[Stated problem]
Copy out each line below that has the word "Carbon" in it.

-- start of Data records --

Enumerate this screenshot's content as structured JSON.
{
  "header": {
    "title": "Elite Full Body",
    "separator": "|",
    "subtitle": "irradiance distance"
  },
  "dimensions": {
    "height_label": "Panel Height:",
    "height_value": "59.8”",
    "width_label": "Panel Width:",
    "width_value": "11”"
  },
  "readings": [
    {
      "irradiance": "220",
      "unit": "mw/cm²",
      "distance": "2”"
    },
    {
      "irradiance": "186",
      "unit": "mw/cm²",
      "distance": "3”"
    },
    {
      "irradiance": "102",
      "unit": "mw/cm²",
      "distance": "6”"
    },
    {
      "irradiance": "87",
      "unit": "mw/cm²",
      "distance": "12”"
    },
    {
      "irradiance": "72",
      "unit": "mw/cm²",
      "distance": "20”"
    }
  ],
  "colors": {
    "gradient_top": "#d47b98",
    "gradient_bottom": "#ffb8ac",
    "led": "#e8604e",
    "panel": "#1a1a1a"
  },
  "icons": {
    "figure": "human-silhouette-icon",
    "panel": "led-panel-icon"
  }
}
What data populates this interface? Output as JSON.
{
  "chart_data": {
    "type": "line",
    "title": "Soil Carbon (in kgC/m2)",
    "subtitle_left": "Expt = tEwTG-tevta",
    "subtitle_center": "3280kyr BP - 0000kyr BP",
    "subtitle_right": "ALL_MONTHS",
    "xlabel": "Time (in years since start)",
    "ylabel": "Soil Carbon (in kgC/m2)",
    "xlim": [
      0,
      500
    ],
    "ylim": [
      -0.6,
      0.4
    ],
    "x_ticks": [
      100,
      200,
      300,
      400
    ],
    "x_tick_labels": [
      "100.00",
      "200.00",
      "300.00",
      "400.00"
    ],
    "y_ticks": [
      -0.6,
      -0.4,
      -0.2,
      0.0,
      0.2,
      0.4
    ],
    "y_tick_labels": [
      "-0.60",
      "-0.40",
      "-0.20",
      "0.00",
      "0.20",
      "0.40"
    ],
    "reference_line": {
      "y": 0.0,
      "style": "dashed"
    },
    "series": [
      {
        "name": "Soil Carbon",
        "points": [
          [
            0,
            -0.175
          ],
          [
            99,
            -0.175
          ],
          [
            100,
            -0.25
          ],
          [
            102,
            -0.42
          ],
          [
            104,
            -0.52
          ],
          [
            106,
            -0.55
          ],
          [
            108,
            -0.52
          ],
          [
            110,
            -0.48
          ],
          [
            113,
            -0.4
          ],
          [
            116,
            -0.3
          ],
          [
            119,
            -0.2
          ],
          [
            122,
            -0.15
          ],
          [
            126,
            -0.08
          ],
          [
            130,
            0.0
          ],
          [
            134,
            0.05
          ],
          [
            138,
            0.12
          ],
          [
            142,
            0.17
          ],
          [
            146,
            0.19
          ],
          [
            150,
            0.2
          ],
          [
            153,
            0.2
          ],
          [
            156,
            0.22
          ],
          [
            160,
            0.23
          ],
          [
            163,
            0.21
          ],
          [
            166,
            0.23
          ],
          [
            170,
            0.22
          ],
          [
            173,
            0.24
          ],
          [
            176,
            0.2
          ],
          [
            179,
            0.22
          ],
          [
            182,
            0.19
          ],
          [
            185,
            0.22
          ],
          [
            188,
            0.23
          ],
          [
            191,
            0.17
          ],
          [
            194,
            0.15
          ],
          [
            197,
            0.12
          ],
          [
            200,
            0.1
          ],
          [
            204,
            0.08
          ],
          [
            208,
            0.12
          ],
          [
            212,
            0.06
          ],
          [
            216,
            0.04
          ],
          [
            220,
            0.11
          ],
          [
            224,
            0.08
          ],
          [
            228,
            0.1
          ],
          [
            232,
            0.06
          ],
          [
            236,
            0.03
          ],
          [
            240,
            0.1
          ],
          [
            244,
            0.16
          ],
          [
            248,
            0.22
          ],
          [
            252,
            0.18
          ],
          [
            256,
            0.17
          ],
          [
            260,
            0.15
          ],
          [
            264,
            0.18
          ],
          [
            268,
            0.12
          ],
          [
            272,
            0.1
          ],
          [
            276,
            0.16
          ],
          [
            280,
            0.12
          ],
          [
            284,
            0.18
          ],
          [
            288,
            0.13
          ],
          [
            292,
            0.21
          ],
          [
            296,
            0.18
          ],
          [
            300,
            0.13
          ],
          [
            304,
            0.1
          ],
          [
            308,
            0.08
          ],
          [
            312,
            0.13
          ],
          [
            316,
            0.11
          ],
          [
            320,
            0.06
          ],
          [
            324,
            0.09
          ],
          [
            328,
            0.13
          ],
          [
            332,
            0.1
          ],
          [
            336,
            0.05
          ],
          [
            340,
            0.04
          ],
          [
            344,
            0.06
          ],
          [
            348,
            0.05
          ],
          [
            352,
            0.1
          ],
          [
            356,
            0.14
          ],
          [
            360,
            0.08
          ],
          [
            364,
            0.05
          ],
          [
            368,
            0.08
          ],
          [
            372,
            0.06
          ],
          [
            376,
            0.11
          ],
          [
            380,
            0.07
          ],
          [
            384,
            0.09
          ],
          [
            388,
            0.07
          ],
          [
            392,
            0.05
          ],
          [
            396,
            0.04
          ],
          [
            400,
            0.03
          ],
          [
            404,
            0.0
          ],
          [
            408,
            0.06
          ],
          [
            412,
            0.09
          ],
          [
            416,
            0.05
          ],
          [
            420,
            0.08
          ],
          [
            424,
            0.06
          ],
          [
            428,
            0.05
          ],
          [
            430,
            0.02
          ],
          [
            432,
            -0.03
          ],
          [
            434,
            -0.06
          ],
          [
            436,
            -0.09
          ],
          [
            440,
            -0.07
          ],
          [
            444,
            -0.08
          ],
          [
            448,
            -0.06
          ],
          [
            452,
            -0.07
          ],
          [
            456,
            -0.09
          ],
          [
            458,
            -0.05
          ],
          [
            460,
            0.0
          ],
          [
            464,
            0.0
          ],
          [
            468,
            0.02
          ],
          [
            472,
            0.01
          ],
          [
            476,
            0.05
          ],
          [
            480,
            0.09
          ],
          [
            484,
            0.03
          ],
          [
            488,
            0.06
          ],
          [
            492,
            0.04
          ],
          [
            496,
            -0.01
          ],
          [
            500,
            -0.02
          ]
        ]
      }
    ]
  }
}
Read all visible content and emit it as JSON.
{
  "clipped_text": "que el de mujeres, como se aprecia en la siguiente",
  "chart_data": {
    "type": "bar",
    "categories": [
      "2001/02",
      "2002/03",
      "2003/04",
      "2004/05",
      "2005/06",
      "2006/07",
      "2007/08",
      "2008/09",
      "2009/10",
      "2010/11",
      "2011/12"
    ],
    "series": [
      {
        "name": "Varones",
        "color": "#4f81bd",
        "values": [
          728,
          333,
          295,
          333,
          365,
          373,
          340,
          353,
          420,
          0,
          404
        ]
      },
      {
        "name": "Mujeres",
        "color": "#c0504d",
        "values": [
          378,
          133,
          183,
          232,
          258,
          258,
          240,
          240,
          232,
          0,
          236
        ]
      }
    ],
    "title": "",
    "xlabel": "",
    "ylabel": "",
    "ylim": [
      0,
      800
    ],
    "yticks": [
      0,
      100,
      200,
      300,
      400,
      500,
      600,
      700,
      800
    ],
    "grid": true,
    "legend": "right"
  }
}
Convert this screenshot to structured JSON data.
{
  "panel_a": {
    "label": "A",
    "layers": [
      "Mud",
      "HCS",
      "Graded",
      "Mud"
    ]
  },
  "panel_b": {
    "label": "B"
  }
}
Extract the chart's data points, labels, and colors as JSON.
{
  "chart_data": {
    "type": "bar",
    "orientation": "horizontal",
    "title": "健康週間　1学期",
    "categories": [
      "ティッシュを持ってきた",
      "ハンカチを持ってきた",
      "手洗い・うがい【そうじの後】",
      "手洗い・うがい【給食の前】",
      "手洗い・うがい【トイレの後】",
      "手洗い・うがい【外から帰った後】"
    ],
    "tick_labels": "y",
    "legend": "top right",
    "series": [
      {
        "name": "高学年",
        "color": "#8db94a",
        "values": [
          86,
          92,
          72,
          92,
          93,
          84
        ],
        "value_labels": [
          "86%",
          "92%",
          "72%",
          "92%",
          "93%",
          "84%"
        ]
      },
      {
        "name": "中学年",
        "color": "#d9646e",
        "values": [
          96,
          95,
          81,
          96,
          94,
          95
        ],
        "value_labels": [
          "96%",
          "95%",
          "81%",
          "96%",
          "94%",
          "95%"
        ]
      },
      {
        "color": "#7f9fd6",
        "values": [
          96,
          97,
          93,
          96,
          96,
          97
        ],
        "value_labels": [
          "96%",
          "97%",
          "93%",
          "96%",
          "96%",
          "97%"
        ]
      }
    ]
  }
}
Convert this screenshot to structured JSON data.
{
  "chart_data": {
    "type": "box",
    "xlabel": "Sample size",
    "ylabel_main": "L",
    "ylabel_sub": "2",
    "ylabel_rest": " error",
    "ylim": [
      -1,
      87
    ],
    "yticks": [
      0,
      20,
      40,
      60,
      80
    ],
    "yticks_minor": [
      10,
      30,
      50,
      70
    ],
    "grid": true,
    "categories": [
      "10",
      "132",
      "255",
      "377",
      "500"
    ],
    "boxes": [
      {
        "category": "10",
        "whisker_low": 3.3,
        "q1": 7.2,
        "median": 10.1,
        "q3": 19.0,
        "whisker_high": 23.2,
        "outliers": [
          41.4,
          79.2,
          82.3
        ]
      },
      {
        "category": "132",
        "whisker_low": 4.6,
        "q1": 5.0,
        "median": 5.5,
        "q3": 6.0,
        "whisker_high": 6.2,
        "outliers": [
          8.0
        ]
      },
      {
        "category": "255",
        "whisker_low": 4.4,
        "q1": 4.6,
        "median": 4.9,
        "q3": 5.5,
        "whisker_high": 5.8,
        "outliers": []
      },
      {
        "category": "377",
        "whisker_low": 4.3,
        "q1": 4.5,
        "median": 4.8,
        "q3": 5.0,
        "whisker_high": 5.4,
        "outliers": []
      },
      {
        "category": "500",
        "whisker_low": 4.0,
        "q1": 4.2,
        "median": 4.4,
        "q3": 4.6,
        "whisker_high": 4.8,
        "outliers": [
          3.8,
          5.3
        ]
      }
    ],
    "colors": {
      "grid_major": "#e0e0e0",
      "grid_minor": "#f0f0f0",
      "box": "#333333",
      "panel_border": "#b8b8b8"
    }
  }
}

-- end of Data records --

[Completed task]
    "title": "Soil Carbon (in kgC/m2)",
    "ylabel": "Soil Carbon (in kgC/m2)",
        "name": "Soil Carbon",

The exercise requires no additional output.